Recorded data:
┄┄┄┄┄┄┄┄┄┄┄┄┄┄┄┄┄┄┄┄

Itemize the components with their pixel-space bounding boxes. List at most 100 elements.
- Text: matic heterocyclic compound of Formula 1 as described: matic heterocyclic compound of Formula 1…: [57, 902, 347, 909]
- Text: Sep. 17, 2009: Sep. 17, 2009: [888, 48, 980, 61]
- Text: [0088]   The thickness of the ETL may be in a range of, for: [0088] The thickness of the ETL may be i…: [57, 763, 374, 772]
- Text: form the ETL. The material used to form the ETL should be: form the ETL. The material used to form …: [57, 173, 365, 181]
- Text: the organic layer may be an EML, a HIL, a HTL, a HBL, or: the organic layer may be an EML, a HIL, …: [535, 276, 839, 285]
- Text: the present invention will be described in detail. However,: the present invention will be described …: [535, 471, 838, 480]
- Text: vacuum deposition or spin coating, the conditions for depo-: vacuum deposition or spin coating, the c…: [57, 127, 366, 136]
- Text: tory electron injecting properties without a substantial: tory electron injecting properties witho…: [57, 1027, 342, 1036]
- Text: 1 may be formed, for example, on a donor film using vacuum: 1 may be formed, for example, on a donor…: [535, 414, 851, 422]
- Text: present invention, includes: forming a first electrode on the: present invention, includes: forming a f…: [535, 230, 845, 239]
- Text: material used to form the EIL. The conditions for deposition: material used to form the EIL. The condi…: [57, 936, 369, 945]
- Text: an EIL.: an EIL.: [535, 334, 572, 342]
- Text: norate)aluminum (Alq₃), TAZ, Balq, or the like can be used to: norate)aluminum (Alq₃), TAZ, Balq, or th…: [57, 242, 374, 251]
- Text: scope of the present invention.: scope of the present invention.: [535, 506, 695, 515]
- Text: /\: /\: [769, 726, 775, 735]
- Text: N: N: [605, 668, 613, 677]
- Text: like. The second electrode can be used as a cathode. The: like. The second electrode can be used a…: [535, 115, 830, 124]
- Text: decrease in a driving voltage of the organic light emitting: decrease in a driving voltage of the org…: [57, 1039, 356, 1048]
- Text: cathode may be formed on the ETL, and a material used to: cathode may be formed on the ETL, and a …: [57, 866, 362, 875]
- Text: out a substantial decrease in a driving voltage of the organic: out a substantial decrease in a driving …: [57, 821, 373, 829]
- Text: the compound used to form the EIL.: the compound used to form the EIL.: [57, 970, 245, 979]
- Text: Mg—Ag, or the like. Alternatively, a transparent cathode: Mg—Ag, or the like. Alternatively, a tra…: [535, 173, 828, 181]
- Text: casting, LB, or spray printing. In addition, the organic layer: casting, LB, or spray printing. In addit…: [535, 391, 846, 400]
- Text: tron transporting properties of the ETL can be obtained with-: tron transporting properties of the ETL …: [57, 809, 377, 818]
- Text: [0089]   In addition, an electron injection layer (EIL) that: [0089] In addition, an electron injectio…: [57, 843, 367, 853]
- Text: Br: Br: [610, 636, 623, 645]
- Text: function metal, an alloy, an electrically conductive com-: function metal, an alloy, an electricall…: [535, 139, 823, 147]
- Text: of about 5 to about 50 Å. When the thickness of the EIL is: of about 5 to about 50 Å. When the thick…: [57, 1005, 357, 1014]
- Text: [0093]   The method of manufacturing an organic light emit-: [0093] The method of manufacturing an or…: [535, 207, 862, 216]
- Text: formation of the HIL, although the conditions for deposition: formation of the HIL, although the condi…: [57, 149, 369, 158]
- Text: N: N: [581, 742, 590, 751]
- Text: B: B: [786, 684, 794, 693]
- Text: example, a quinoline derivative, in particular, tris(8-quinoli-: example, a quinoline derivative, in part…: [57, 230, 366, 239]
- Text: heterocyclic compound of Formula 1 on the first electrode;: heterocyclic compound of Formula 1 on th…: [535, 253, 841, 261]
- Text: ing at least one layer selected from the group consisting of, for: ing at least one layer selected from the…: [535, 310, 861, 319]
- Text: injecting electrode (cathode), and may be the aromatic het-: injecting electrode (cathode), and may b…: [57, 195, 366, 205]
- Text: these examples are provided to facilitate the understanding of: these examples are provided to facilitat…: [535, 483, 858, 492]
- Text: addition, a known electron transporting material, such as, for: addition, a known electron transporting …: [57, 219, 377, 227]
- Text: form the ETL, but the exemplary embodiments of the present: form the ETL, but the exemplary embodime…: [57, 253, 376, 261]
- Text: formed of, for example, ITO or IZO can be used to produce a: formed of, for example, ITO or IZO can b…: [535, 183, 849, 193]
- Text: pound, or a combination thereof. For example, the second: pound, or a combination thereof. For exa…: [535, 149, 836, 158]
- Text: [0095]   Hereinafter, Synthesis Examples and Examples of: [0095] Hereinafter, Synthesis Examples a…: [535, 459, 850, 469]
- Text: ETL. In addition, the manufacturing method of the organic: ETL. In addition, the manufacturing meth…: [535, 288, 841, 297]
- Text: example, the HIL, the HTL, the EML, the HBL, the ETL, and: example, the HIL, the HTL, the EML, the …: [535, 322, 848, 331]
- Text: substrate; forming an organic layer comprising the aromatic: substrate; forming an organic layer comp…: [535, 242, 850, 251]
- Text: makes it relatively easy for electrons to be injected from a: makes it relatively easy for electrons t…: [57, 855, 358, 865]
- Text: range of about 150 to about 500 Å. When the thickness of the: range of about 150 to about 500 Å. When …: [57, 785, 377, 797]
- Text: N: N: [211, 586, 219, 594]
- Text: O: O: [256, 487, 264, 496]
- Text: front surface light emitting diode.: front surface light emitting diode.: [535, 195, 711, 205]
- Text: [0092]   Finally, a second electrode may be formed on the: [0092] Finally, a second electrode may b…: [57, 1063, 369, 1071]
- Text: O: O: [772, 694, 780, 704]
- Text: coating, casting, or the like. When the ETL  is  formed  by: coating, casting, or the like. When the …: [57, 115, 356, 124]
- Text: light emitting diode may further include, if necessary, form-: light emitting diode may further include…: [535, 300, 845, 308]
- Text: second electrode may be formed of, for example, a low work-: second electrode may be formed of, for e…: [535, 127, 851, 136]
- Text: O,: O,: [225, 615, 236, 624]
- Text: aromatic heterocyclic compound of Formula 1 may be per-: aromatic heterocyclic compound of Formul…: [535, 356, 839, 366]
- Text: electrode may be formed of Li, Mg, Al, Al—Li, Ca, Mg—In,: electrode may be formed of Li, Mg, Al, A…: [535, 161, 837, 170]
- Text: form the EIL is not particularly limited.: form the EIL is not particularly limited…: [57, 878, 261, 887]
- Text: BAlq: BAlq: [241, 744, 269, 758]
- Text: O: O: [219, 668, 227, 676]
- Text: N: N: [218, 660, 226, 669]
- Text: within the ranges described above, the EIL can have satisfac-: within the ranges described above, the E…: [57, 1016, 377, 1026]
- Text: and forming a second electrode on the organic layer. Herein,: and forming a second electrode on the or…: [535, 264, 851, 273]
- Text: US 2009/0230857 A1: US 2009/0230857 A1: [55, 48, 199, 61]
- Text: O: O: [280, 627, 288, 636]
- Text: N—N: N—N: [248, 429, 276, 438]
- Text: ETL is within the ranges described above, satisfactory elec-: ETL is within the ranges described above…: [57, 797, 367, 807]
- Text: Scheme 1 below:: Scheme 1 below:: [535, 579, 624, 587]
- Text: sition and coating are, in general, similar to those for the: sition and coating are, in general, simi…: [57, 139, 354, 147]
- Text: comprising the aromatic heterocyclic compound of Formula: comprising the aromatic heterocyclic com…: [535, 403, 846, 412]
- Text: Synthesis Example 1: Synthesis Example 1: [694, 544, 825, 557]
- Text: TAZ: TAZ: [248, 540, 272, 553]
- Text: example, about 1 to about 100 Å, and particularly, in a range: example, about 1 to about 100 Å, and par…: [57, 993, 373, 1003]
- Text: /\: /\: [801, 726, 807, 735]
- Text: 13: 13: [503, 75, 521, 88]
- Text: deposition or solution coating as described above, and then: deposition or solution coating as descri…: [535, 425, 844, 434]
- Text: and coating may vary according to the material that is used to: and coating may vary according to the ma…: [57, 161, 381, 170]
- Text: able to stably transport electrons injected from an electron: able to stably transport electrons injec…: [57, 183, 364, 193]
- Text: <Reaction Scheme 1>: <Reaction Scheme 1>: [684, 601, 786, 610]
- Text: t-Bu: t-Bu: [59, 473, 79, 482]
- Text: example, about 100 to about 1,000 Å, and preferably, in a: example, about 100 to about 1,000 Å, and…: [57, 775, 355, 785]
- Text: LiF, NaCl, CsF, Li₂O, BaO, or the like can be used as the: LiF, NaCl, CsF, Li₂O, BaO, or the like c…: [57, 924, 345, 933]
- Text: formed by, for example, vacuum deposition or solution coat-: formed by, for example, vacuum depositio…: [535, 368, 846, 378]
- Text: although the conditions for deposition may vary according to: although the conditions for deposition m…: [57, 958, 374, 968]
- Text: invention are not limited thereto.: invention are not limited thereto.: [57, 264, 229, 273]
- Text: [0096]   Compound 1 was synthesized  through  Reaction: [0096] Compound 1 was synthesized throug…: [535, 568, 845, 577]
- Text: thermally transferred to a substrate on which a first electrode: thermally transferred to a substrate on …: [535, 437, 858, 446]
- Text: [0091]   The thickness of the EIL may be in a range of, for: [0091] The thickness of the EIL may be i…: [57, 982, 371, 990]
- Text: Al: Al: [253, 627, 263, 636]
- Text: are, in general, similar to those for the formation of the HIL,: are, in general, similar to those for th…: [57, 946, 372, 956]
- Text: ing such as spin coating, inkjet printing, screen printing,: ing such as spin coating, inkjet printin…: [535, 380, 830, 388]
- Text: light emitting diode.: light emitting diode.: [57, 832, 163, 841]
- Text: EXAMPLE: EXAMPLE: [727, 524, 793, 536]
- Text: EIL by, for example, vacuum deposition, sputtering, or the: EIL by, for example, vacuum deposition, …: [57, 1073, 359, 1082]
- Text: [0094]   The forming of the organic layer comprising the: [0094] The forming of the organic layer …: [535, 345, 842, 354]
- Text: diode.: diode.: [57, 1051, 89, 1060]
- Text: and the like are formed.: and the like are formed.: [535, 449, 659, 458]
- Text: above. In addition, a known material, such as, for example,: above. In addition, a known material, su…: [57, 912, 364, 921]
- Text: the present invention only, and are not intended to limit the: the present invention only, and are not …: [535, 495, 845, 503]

┄┄┄┄┄┄┄┄┄┄┄┄┄┄┄┄┄┄┄┄

**Written instruction**
Print the records line for line from the start through the line that contains "- Text: Sep.", including that line.

**Written answer**
Itemize the components with their pixel-space bounding boxes. List at most 100 elements.
- Text: matic heterocyclic compound of Formula 1 as described: matic heterocyclic compound of Formula 1…: [57, 902, 347, 909]
- Text: Sep. 17, 2009: Sep. 17, 2009: [888, 48, 980, 61]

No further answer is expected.